Set down the material once more, exactly as it appears.

▶ _Provided data_:
## START
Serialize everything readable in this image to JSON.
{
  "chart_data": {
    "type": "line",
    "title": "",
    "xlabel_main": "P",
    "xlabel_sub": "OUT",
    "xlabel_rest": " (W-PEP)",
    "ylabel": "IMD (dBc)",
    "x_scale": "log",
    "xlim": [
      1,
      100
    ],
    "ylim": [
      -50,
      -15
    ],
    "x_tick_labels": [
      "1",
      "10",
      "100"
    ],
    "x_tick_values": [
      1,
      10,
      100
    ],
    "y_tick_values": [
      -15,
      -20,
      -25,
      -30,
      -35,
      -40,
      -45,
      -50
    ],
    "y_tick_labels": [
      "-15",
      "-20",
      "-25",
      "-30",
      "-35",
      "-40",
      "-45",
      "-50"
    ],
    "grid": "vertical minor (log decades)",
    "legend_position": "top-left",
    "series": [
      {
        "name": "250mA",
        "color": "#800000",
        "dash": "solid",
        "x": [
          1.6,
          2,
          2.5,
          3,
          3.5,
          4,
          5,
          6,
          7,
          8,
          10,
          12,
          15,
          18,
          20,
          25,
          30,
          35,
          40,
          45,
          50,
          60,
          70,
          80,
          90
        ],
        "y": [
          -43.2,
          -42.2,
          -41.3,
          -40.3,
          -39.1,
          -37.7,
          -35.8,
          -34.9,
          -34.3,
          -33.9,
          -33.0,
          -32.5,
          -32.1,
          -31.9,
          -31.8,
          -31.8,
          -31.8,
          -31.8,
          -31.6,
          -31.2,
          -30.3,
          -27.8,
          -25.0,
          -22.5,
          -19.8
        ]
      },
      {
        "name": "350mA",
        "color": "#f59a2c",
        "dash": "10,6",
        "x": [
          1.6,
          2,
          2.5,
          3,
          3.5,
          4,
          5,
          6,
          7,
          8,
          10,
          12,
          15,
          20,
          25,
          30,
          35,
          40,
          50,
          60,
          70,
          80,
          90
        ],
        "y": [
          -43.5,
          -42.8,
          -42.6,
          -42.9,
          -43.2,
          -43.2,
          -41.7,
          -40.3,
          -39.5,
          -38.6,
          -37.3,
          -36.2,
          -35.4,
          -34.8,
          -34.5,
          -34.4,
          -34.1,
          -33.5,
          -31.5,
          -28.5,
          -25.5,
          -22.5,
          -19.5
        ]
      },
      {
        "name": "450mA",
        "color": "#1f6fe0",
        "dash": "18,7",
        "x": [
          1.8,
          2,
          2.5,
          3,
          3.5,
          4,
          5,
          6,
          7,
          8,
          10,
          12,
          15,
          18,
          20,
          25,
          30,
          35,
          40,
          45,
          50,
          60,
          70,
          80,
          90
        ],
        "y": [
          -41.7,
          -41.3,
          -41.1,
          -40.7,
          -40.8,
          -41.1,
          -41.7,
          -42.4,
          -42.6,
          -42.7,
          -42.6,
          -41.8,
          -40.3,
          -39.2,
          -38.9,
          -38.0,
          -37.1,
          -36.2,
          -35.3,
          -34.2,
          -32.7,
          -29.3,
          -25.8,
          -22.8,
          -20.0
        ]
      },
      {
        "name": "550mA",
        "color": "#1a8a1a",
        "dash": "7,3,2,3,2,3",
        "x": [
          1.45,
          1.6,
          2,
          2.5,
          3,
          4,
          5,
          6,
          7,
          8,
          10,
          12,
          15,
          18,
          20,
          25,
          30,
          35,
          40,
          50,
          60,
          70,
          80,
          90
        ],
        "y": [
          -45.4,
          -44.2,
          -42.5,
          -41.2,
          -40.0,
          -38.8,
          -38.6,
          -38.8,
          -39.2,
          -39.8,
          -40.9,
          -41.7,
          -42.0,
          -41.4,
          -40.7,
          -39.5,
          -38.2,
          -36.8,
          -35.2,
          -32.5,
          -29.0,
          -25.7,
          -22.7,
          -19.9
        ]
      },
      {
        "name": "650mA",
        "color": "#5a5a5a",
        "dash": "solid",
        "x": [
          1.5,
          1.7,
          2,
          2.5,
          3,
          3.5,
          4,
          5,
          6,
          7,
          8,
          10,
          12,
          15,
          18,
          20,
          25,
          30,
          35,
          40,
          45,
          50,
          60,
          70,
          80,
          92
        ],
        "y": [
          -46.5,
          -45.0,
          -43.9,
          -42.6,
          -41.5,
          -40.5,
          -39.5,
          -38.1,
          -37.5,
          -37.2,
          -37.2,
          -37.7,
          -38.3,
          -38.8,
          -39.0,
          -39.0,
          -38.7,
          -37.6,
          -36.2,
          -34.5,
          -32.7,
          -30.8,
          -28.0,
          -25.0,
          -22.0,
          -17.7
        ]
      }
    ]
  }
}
## END
▶ _Written response_:
Serialize everything readable in this image to JSON.
{
  "chart_data": {
    "type": "line",
    "title": "",
    "xlabel_main": "P",
    "xlabel_sub": "OUT",
    "xlabel_rest": " (W-PEP)",
    "ylabel": "IMD (dBc)",
    "x_scale": "log",
    "xlim": [
      1,
      100
    ],
    "ylim": [
      -50,
      -15
    ],
    "x_tick_labels": [
      "1",
      "10",
      "100"
    ],
    "x_tick_values": [
      1,
      10,
      100
    ],
    "y_tick_values": [
      -15,
      -20,
      -25,
      -30,
      -35,
      -40,
      -45,
      -50
    ],
    "y_tick_labels": [
      "-15",
      "-20",
      "-25",
      "-30",
      "-35",
      "-40",
      "-45",
      "-50"
    ],
    "grid": "vertical minor (log decades)",
    "legend_position": "top-left",
    "series": [
      {
        "name": "250mA",
        "color": "#800000",
        "dash": "solid",
        "x": [
          1.6,
          2,
          2.5,
          3,
          3.5,
          4,
          5,
          6,
          7,
          8,
          10,
          12,
          15,
          18,
          20,
          25,
          30,
          35,
          40,
          45,
          50,
          60,
          70,
          80,
          90
        ],
        "y": [
          -43.2,
          -42.2,
          -41.3,
          -40.3,
          -39.1,
          -37.7,
          -35.8,
          -34.9,
          -34.3,
          -33.9,
          -33.0,
          -32.5,
          -32.1,
          -31.9,
          -31.8,
          -31.8,
          -31.8,
          -31.8,
          -31.6,
          -31.2,
          -30.3,
          -27.8,
          -25.0,
          -22.5,
          -19.8
        ]
      },
      {
        "name": "350mA",
        "color": "#f59a2c",
        "dash": "10,6",
        "x": [
          1.6,
          2,
          2.5,
          3,
          3.5,
          4,
          5,
          6,
          7,
          8,
          10,
          12,
          15,
          20,
          25,
          30,
          35,
          40,
          50,
          60,
          70,
          80,
          90
        ],
        "y": [
          -43.5,
          -42.8,
          -42.6,
          -42.9,
          -43.2,
          -43.2,
          -41.7,
          -40.3,
          -39.5,
          -38.6,
          -37.3,
          -36.2,
          -35.4,
          -34.8,
          -34.5,
          -34.4,
          -34.1,
          -33.5,
          -31.5,
          -28.5,
          -25.5,
          -22.5,
          -19.5
        ]
      },
      {
        "name": "450mA",
        "color": "#1f6fe0",
        "dash": "18,7",
        "x": [
          1.8,
          2,
          2.5,
          3,
          3.5,
          4,
          5,
          6,
          7,
          8,
          10,
          12,
          15,
          18,
          20,
          25,
          30,
          35,
          40,
          45,
          50,
          60,
          70,
          80,
          90
        ],
        "y": [
          -41.7,
          -41.3,
          -41.1,
          -40.7,
          -40.8,
          -41.1,
          -41.7,
          -42.4,
          -42.6,
          -42.7,
          -42.6,
          -41.8,
          -40.3,
          -39.2,
          -38.9,
          -38.0,
          -37.1,
          -36.2,
          -35.3,
          -34.2,
          -32.7,
          -29.3,
          -25.8,
          -22.8,
          -20.0
        ]
      },
      {
        "name": "550mA",
        "color": "#1a8a1a",
        "dash": "7,3,2,3,2,3",
        "x": [
          1.45,
          1.6,
          2,
          2.5,
          3,
          4,
          5,
          6,
          7,
          8,
          10,
          12,
          15,
          18,
          20,
          25,
          30,
          35,
          40,
          50,
          60,
          70,
          80,
          90
        ],
        "y": [
          -45.4,
          -44.2,
          -42.5,
          -41.2,
          -40.0,
          -38.8,
          -38.6,
          -38.8,
          -39.2,
          -39.8,
          -40.9,
          -41.7,
          -42.0,
          -41.4,
          -40.7,
          -39.5,
          -38.2,
          -36.8,
          -35.2,
          -32.5,
          -29.0,
          -25.7,
          -22.7,
          -19.9
        ]
      },
      {
        "name": "650mA",
        "color": "#5a5a5a",
        "dash": "solid",
        "x": [
          1.5,
          1.7,
          2,
          2.5,
          3,
          3.5,
          4,
          5,
          6,
          7,
          8,
          10,
          12,
          15,
          18,
          20,
          25,
          30,
          35,
          40,
          45,
          50,
          60,
          70,
          80,
          92
        ],
        "y": [
          -46.5,
          -45.0,
          -43.9,
          -42.6,
          -41.5,
          -40.5,
          -39.5,
          -38.1,
          -37.5,
          -37.2,
          -37.2,
          -37.7,
          -38.3,
          -38.8,
          -39.0,
          -39.0,
          -38.7,
          -37.6,
          -36.2,
          -34.5,
          -32.7,
          -30.8,
          -28.0,
          -25.0,
          -22.0,
          -17.7
        ]
      }
    ]
  }
}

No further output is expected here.